Exercise objective: Pull each line holding "hour" out of the entries below.
════════════════
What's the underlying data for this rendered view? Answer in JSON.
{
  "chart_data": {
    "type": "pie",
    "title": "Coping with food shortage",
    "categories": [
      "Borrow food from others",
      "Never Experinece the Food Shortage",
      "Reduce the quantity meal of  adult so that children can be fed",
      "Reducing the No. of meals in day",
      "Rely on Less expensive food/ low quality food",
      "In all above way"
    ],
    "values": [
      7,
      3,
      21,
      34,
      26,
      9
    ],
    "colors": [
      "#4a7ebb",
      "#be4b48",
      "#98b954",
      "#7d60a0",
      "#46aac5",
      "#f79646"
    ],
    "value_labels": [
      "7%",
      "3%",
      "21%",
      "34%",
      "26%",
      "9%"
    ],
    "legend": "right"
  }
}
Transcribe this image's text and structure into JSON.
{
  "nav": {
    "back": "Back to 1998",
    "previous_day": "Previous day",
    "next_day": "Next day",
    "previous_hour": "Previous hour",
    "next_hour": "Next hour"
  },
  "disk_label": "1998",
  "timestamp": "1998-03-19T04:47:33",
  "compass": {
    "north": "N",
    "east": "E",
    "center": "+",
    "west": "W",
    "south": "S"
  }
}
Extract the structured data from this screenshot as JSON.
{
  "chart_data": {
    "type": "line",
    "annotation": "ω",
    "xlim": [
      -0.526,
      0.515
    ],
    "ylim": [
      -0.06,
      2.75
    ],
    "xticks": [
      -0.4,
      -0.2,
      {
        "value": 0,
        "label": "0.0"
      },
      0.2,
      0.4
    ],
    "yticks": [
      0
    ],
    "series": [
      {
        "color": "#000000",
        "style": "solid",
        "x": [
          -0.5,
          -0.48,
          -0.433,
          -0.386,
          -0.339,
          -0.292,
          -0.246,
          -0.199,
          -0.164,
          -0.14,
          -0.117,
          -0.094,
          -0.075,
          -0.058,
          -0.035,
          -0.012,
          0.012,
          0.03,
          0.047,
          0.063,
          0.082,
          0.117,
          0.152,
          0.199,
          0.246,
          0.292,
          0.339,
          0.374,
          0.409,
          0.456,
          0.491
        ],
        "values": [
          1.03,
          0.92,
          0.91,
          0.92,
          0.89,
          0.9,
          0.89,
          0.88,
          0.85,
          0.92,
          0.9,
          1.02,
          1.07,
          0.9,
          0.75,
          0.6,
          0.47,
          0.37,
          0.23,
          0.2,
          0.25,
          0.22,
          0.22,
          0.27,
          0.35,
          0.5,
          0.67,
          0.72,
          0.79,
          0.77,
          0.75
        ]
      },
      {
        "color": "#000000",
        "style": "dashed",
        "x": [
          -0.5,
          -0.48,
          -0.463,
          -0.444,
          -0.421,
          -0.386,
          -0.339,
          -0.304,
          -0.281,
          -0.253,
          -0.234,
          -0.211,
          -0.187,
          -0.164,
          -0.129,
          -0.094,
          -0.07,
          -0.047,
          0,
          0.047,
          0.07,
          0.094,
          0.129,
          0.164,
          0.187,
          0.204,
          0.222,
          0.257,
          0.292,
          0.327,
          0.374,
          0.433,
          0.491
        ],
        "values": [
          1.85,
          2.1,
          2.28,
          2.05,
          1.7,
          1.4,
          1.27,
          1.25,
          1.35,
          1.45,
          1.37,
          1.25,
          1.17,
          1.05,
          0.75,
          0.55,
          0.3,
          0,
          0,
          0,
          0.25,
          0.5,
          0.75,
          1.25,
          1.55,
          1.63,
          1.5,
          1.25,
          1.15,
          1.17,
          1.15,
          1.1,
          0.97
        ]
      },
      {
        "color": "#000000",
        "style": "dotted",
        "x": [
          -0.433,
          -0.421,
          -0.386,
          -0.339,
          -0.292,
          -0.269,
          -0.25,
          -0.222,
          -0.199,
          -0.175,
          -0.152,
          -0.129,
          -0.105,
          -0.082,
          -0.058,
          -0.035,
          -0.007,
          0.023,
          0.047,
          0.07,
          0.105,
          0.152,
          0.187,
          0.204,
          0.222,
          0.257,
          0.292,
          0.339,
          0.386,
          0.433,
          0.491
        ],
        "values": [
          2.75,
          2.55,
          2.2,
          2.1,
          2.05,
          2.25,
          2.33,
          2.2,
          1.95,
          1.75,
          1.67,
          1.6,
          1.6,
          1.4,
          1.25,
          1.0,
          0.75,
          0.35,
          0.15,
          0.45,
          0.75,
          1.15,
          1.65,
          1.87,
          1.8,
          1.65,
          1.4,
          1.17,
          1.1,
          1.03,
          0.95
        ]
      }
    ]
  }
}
════════════════
Task answer:
    "previous_hour": "Previous hour",
    "next_hour": "Next hour"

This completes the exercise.